• [Objective]
From the records below, pull each line that has "Kepala".

[Records from a dataset]
════════════════

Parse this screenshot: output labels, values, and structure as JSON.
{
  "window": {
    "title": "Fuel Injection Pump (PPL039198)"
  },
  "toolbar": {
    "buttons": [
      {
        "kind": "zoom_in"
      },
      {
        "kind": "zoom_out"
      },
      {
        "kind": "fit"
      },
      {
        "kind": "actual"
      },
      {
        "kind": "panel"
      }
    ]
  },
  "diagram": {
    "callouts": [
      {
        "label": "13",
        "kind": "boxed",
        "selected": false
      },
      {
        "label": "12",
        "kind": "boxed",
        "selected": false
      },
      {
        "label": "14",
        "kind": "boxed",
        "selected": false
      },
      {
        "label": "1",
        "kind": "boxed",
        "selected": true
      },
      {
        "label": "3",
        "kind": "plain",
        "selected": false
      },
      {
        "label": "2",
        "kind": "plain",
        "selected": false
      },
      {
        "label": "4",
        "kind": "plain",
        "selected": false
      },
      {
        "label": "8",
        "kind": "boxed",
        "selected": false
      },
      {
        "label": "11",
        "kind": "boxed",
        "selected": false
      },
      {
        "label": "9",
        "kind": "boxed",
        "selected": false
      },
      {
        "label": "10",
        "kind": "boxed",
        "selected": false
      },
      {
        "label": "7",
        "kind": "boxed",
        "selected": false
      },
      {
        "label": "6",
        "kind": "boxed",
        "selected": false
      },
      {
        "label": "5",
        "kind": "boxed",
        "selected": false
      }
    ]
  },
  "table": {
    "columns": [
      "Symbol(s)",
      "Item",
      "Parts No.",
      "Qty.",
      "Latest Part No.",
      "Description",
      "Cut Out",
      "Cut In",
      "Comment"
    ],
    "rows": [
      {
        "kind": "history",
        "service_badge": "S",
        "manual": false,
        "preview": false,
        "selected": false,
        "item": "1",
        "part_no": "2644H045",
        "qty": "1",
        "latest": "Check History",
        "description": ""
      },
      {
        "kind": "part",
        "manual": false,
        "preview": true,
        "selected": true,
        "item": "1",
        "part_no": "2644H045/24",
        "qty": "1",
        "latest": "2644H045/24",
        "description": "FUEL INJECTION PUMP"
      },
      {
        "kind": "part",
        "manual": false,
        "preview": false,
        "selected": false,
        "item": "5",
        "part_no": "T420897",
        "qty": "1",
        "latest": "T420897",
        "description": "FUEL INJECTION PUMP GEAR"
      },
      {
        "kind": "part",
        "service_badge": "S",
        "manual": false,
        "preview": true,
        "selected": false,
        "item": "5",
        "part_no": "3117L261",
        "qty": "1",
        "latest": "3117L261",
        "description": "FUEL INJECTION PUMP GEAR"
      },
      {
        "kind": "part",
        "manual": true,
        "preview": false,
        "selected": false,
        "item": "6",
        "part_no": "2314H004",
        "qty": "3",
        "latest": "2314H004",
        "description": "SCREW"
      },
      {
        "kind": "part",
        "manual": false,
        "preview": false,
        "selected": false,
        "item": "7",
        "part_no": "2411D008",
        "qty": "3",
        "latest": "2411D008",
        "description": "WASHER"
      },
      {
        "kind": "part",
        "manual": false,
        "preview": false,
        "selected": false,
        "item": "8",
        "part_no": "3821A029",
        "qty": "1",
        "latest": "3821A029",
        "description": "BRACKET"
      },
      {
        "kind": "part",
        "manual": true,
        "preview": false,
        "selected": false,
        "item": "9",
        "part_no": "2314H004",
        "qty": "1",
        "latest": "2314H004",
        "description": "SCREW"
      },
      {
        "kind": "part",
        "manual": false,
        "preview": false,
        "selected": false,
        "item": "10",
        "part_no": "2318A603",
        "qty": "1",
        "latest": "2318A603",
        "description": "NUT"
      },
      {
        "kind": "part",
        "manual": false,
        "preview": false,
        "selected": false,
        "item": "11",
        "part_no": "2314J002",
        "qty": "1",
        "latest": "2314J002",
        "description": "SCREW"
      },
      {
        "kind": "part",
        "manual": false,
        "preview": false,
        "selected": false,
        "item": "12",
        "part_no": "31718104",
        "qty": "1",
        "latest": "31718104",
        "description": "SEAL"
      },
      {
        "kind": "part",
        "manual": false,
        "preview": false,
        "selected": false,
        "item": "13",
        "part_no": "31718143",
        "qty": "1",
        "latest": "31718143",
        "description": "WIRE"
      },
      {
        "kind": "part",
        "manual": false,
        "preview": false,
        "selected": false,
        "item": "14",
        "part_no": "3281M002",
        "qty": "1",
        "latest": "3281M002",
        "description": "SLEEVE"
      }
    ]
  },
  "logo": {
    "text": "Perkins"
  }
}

════════════════

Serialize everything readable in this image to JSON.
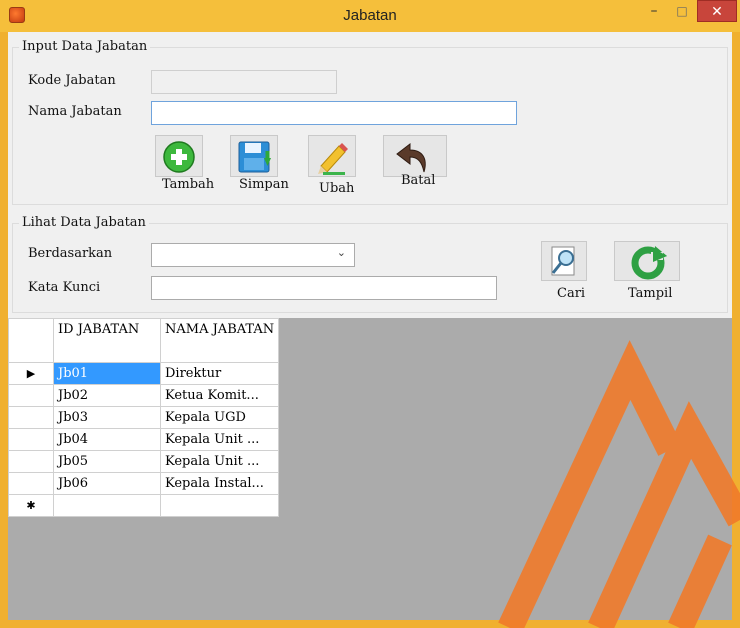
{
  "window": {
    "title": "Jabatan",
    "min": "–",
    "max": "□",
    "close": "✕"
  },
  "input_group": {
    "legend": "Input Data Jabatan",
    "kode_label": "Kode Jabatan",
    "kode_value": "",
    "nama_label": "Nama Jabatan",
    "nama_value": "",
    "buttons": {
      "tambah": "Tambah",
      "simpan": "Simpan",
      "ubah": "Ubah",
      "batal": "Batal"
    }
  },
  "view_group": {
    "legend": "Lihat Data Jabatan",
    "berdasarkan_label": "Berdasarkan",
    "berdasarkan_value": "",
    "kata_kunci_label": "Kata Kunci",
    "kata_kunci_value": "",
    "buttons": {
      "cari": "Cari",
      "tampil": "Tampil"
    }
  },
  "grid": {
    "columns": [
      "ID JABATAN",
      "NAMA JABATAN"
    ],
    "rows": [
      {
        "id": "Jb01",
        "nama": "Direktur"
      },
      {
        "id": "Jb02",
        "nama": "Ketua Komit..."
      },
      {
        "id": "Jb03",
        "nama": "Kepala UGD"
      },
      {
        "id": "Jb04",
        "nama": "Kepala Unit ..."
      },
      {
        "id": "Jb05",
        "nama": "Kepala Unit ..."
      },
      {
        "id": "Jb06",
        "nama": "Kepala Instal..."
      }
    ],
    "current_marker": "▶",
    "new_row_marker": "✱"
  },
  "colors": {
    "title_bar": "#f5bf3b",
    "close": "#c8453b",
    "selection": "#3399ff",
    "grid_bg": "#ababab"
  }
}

════════════════

• [Reply to the exercise]
        "nama": "Kepala UGD"
        "nama": "Kepala Unit ..."
        "nama": "Kepala Unit ..."
        "nama": "Kepala Instal..."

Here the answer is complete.